Kolkata's mayor has earned a prominent place for himself in the Guinness Book of World Records. While the city sweltered in Friday's summer heat without a drop of water, because a corrupt and inefficient municipal authority cannot afford to repair pipes laid by the British, the mayor, Bikash Ranjan Bhattacharyya, magnanimously gave Rs 25,000 to a Kidderpore tailor who hankers to feature in the Guinness Book.
 
Kolkata has been without water for about 40 hours at the time of writing. Anywhere else, London or New York, the city's first citizen would have been out in front explaining and apologising. Not a squeak from the head of a corporation that my old colleague, Lindsay Emmerson always called "chorporation". But then, the city's mayors have occupied a special position high above mundane public concerns since Indianisation.
 
Sir Surendranath "" famously known as "Surrender Not" "" Banerjea, the first Indian mayor, formerly of the Indian Civil Service, was too busy earning his defiant sobriquet to bother with simple sewage. Netaji Subhas Chandra Bose set his gaze on an equally patriotic horizon. Once two men claimed to be elected mayor, both pushing and shoving into the carved high-backed mayoral chair.
 
A recent Marxist incumbent approached the American consul-general to twin Kolkata with San Francisco. When the surprised diplomat remarked that Kolkata was already twinned with Odessa (which hardly any Kolkatan knows), the mayor announced that his son was studying in California and he needed an official reason to visit him.
 
Another mayor, Subrata Mukherjee, couldn't decide whether he was a loyal foot soldier of the Congress or a Trinamool Congress pioneer. So, when Madam (not Sonia Gandhi but Mamata Banerjee) frowned, he had to hastily backtrack on his West Bengal Municipal (Amendment) Bill to levy a water tax. Madam Banerjee, who herself can't decide between saffron and tricolour, didn't want voters upset. Perhaps she was upset at the ebullient Mukherjee's comment, "When I saw her coming from a distance, I thought she was Saira Bano, but when she came closer, I realised she was Haridasi (plain Jane)."
 
Yet a tax there has to be. One reason is the Asian Development Bank's threat to withhold the next tranche of its Rs 1,245-crore loan for environmental improvement unless water is taxed. A more pressing reason is that there is no money for necessary maintenance. This crisis may have been averted, for instance, if a 23-km polythene tube had replaced the 5-ft diameter metal pipe (one of five of varying sizes) that carries water from the Palta treatment plant to the Tallah pumping station. Laid under the Barrackpore Trunk Road in 1926, it sprang a hole on Thursday because of steady corrosion by the chemical waste from factories with which the area bristles. Corporation officials were aware of the danger but had abandoned the replacement plan as too expensive.

_ _ _ _

Given task A:
List every city outside India named in the column on Kolkata's mayors.
Given task B:
Resume the column on Kolkata's mayors, picking up right after its final sentence.
The records are not needed for any of this work.

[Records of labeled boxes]
_ _ _ _

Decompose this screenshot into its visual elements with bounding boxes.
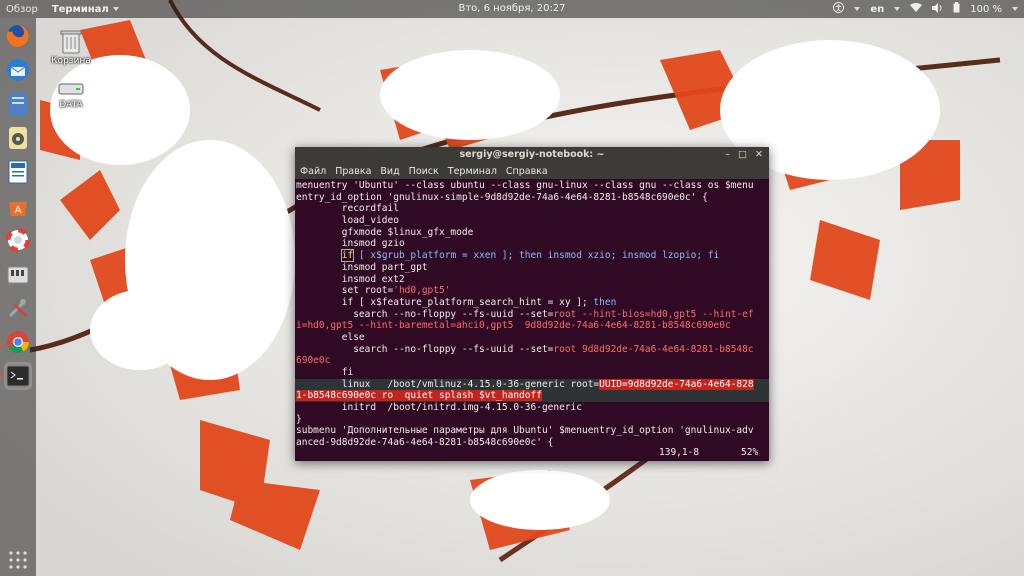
search-match: UUID=9d8d92de-74a6-4e64-828 [599,378,754,390]
terminal-line: load_video [296,215,399,227]
svg-text:A: A [15,205,22,216]
line-segment: search --no-floppy --fs-uuid --set= [296,308,554,320]
writer-icon[interactable] [4,158,32,186]
running-indicator [0,344,3,347]
minimize-icon[interactable]: – [725,147,730,163]
help-icon[interactable] [4,226,32,254]
terminal-line-highlighted: 1-b8548c690e0c ro quiet splash $vt_hando… [295,390,769,403]
dock: A [0,18,36,576]
cursor-position: 139,1-8 [659,447,700,458]
thunderbird-icon[interactable] [4,56,32,84]
chevron-down-icon[interactable] [854,7,861,11]
accessibility-icon[interactable] [833,2,845,16]
terminal-icon[interactable] [4,362,32,390]
chrome-icon[interactable] [4,328,32,356]
activities-button[interactable]: Обзор [6,4,38,15]
line-segment: search --no-floppy --fs-uuid --set= [296,343,554,355]
terminal-menubar: Файл Правка Вид Поиск Терминал Справка [295,163,769,179]
menu-search[interactable]: Поиск [409,166,439,177]
chevron-down-icon [112,7,119,11]
app-menu-label: Терминал [51,3,109,15]
terminal-line: i=hd0,gpt5 --hint-baremetal=ahci0,gpt5 9… [296,320,731,332]
terminal-line: menuentry 'Ubuntu' --class ubuntu --clas… [296,180,754,191]
terminal-line: search --no-floppy --fs-uuid --set=root … [295,344,769,356]
line-segment: linux /boot/vmlinuz-4.15.0-36-generic ro… [296,378,600,390]
terminal-line: 690e0c [296,355,331,367]
text-cursor: if [340,249,355,263]
line-segment: set root= [296,285,394,297]
battery-percent: 100 % [970,3,1002,15]
trash-desktop-icon[interactable]: Корзина [46,28,96,66]
terminal-line: insmod gzio [296,238,405,250]
terminal-line: if [ x$feature_platform_search_hint = xy… [295,297,769,309]
terminal-window[interactable]: sergiy@sergiy-notebook: ~ – □ ✕ Файл Пра… [295,147,769,461]
line-segment: root 9d8d92de-74a6-4e64-8281-b8548c [553,343,754,355]
files-icon[interactable] [4,90,32,118]
close-icon[interactable]: ✕ [755,147,763,163]
volume-icon[interactable] [932,2,943,16]
wifi-icon[interactable] [910,2,923,16]
line-segment [296,250,342,261]
window-titlebar[interactable]: sergiy@sergiy-notebook: ~ – □ ✕ [295,147,769,163]
terminal-line: else [296,331,365,343]
software-center-icon[interactable]: A [4,192,32,220]
maximize-icon[interactable]: □ [738,147,747,163]
search-match: 1-b8548c690e0c ro quiet splash $vt_hando… [296,390,542,402]
line-segment: root --hint-bios=hd0,gpt5 --hint-ef [553,308,754,320]
top-panel: Обзор Терминал Вто, 6 ноября, 20:27 en 1… [0,0,1024,18]
drive-label: DATA [59,100,83,110]
terminal-line: insmod ext2 [296,273,405,285]
terminal-line: search --no-floppy --fs-uuid --set=root … [295,309,769,321]
menu-edit[interactable]: Правка [335,166,371,177]
line-segment: 'hd0,gpt5' [393,285,451,297]
terminal-content[interactable]: menuentry 'Ubuntu' --class ubuntu --clas… [295,180,769,461]
window-title: sergiy@sergiy-notebook: ~ [459,149,605,160]
terminal-line: fi [296,367,354,378]
rhythmbox-icon[interactable] [4,124,32,152]
app-menu-button[interactable]: Терминал [52,4,119,15]
terminal-line: } [296,413,302,425]
line-segment: if [ x$feature_platform_search_hint = xy… [296,296,594,308]
terminal-line: insmod part_gpt [296,261,428,273]
menu-help[interactable]: Справка [506,166,548,177]
line-segment: [ x$grub_platform = xxen ]; then insmod … [353,250,720,262]
usb-disk-icon[interactable] [4,260,32,288]
chevron-down-icon[interactable] [1012,7,1018,11]
terminal-line: set root='hd0,gpt5' [295,285,769,297]
firefox-icon[interactable] [4,22,32,50]
trash-label: Корзина [51,56,91,66]
drive-icon [58,83,84,95]
show-applications-icon[interactable] [8,550,28,570]
chevron-down-icon[interactable] [894,7,901,11]
terminal-line: recordfail [296,203,399,215]
terminal-line-highlighted: linux /boot/vmlinuz-4.15.0-36-generic ro… [295,378,769,391]
terminal-line: gfxmode $linux_gfx_mode [296,226,474,238]
trash-icon [60,30,82,54]
terminal-line: submenu 'Дополнительные параметры для Ub… [296,425,754,437]
vim-status-line: 139,1-8 52% [295,447,769,459]
scroll-percent: 52% [741,447,759,458]
menu-view[interactable]: Вид [380,166,399,177]
data-drive-desktop-icon[interactable]: DATA [46,78,96,110]
terminal-line: initrd /boot/initrd.img-4.15.0-36-generi… [296,402,582,414]
settings-icon[interactable] [4,294,32,322]
battery-icon[interactable] [953,2,960,16]
terminal-line: entry_id_option 'gnulinux-simple-9d8d92d… [296,191,708,203]
keyboard-language[interactable]: en [870,4,884,15]
line-segment: then [593,296,617,308]
running-indicator [0,375,3,378]
menu-terminal[interactable]: Терминал [448,166,497,177]
menu-file[interactable]: Файл [300,166,326,177]
terminal-line: if [ x$grub_platform = xxen ]; then insm… [295,249,769,263]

_ _ _ _

Exercise response A:
London, New York, San Francisco, Odessa

Exercise response B:
Cost may also explain why a promise made in 1998 hasn't been realised. Kolkata then received a daily 250 million gallons of water. We were assured that an outlay of Rs 180 crore on six underground booster pumping stations and two sewage treatment plants would increase the supply to 330 million gallons every day by 2000. Six years later, we are still about 50 million gallons short of that target, even after taking into account additional water from Garden Reach and 30 deep tube wells.
 
Sadly, the media isn't much better than the mayor. I looked in vain for an explanation of the crisis and for details of improvements "" if any "" carried out after Independence to the system the British created 140 years ago. There was nothing. No history of the waterworks; no explanation of the presumably sudden cracks in one of the five Palta-Tallah pipes. Bengali TV salivated over a young European female tennis wizard. Cricket, an unbalanced ethnic Indian running amuck with a gun in Canada and the shenanigans in Jharkhand dominated the papers. Coverage of the water crisis could not have been more sketchy and perfunctory.
 
I gather that there is no space under the Barrackpore Trunk Road for additional pipes, that roadside taps waste at least 20 million gallons of water every day while the police look on, and that there is no money to upgrade the system. Some say that even if money was available, it would line pockets instead of alleviating distress.
 
Yet Bhattacharya has money to squander on 11,716 metres of cloth and 90 buttons for Muhammad Nasim Qureishi to stitch his mammoth shirt. The garment will be 264 ft long "" beating the present Guinness Book record shirt which is only 146.9 ft "" with 190 ft sleeves.
 
The mayor might even think of increasing his gift since Rs 25,000 won't cover everything. Qureishi must hire 10 assistants. They will have to toil for 45 days. The total cost has been estimated at Rs 4,13,560. But whether or not Bhattacharya can improve on his generosity, it's he, more than the tailor, who deserves a prominent place in the Guinness Book of World Records. No one can compete with him for inanity, even in an institution long noted for colossal bungling.